* [What to work on] Provide only the number of lines where "title" occurs.

[Extracted records]
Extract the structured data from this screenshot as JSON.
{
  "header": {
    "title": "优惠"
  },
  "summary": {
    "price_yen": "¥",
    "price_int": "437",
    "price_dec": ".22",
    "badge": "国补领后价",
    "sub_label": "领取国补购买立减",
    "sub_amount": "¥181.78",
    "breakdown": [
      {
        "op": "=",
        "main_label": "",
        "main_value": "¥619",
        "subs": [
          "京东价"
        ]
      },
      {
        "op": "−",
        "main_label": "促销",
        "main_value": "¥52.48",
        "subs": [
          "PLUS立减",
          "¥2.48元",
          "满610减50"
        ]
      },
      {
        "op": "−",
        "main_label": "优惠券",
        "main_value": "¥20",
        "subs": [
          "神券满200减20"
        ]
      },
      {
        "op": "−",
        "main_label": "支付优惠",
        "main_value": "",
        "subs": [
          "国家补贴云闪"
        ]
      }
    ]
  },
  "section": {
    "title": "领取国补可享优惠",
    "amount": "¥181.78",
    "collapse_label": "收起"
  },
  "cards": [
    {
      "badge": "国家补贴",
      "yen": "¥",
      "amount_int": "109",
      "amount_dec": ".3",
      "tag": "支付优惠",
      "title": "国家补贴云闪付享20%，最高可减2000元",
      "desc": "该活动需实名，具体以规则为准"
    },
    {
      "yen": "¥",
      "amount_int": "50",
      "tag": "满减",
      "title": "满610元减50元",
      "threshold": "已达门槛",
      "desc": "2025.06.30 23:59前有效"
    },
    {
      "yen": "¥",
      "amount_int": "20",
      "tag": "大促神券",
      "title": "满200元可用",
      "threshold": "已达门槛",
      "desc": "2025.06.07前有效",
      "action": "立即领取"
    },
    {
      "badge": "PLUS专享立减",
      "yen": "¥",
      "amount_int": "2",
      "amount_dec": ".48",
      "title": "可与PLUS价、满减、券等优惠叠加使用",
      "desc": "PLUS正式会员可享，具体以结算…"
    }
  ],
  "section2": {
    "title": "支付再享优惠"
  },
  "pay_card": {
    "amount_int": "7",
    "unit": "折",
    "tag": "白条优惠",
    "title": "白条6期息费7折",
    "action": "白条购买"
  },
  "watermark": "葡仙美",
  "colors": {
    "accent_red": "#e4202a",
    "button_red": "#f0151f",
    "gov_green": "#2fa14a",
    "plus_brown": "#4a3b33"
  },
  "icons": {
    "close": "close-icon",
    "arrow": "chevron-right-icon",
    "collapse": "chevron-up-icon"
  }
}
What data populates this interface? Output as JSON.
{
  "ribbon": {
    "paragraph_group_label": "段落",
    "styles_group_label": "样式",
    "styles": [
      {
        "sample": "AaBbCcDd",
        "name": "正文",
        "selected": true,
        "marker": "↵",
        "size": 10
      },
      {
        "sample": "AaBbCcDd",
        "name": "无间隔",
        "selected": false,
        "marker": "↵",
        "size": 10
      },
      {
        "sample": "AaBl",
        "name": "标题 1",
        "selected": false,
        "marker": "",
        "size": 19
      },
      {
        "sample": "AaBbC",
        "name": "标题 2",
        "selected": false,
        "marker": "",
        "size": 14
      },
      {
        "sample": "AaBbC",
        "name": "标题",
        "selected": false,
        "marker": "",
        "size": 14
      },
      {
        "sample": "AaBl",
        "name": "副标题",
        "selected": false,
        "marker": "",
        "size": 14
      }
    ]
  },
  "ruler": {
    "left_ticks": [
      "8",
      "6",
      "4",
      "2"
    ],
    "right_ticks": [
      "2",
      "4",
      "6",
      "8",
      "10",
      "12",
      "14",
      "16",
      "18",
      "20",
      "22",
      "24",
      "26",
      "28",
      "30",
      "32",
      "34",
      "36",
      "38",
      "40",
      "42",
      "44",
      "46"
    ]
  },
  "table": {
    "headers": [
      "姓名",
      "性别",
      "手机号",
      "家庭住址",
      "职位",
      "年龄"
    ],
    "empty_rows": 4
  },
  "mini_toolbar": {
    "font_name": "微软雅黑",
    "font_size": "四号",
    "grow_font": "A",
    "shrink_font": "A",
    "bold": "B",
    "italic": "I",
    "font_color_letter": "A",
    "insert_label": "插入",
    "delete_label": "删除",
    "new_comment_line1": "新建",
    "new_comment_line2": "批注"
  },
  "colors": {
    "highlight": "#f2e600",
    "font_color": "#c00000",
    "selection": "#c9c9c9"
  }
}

* [The answer] 8